**WHAT YOU NEED TO DO**
Retype every entry word for word.

**LISTED ENTRIES**
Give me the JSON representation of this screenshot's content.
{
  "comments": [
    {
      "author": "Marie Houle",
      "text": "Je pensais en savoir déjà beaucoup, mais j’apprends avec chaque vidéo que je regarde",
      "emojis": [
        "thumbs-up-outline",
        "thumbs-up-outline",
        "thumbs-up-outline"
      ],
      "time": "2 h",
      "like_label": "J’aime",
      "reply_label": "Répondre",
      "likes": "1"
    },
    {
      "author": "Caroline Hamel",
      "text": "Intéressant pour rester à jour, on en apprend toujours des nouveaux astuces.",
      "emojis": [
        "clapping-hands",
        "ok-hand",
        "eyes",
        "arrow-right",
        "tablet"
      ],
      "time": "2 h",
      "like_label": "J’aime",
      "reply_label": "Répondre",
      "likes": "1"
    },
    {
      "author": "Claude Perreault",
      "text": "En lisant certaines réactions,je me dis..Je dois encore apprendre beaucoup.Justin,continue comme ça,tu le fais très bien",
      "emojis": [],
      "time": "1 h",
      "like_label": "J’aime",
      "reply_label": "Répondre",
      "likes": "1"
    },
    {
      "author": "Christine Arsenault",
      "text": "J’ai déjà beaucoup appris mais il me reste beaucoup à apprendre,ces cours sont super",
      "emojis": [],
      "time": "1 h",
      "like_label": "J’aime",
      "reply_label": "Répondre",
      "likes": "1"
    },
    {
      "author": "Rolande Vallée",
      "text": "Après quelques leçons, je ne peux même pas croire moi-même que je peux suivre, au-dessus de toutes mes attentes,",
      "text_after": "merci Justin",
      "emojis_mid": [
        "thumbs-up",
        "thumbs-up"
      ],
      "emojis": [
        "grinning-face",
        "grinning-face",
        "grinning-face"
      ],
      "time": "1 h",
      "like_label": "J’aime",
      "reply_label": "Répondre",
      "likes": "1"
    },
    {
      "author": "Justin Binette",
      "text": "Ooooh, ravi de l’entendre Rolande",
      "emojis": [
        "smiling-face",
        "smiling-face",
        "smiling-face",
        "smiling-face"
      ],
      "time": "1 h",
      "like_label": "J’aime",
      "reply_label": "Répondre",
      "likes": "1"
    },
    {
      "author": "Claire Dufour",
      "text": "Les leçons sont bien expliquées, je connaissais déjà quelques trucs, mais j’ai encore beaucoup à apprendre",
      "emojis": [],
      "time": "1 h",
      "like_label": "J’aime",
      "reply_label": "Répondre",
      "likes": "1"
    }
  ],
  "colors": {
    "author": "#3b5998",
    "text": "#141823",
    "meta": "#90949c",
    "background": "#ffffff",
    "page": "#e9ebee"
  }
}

**SOLUTION TO THIS TASK**
Give me the JSON representation of this screenshot's content.
{
  "comments": [
    {
      "author": "Marie Houle",
      "text": "Je pensais en savoir déjà beaucoup, mais j’apprends avec chaque vidéo que je regarde",
      "emojis": [
        "thumbs-up-outline",
        "thumbs-up-outline",
        "thumbs-up-outline"
      ],
      "time": "2 h",
      "like_label": "J’aime",
      "reply_label": "Répondre",
      "likes": "1"
    },
    {
      "author": "Caroline Hamel",
      "text": "Intéressant pour rester à jour, on en apprend toujours des nouveaux astuces.",
      "emojis": [
        "clapping-hands",
        "ok-hand",
        "eyes",
        "arrow-right",
        "tablet"
      ],
      "time": "2 h",
      "like_label": "J’aime",
      "reply_label": "Répondre",
      "likes": "1"
    },
    {
      "author": "Claude Perreault",
      "text": "En lisant certaines réactions,je me dis..Je dois encore apprendre beaucoup.Justin,continue comme ça,tu le fais très bien",
      "emojis": [],
      "time": "1 h",
      "like_label": "J’aime",
      "reply_label": "Répondre",
      "likes": "1"
    },
    {
      "author": "Christine Arsenault",
      "text": "J’ai déjà beaucoup appris mais il me reste beaucoup à apprendre,ces cours sont super",
      "emojis": [],
      "time": "1 h",
      "like_label": "J’aime",
      "reply_label": "Répondre",
      "likes": "1"
    },
    {
      "author": "Rolande Vallée",
      "text": "Après quelques leçons, je ne peux même pas croire moi-même que je peux suivre, au-dessus de toutes mes attentes,",
      "text_after": "merci Justin",
      "emojis_mid": [
        "thumbs-up",
        "thumbs-up"
      ],
      "emojis": [
        "grinning-face",
        "grinning-face",
        "grinning-face"
      ],
      "time": "1 h",
      "like_label": "J’aime",
      "reply_label": "Répondre",
      "likes": "1"
    },
    {
      "author": "Justin Binette",
      "text": "Ooooh, ravi de l’entendre Rolande",
      "emojis": [
        "smiling-face",
        "smiling-face",
        "smiling-face",
        "smiling-face"
      ],
      "time": "1 h",
      "like_label": "J’aime",
      "reply_label": "Répondre",
      "likes": "1"
    },
    {
      "author": "Claire Dufour",
      "text": "Les leçons sont bien expliquées, je connaissais déjà quelques trucs, mais j’ai encore beaucoup à apprendre",
      "emojis": [],
      "time": "1 h",
      "like_label": "J’aime",
      "reply_label": "Répondre",
      "likes": "1"
    }
  ],
  "colors": {
    "author": "#3b5998",
    "text": "#141823",
    "meta": "#90949c",
    "background": "#ffffff",
    "page": "#e9ebee"
  }
}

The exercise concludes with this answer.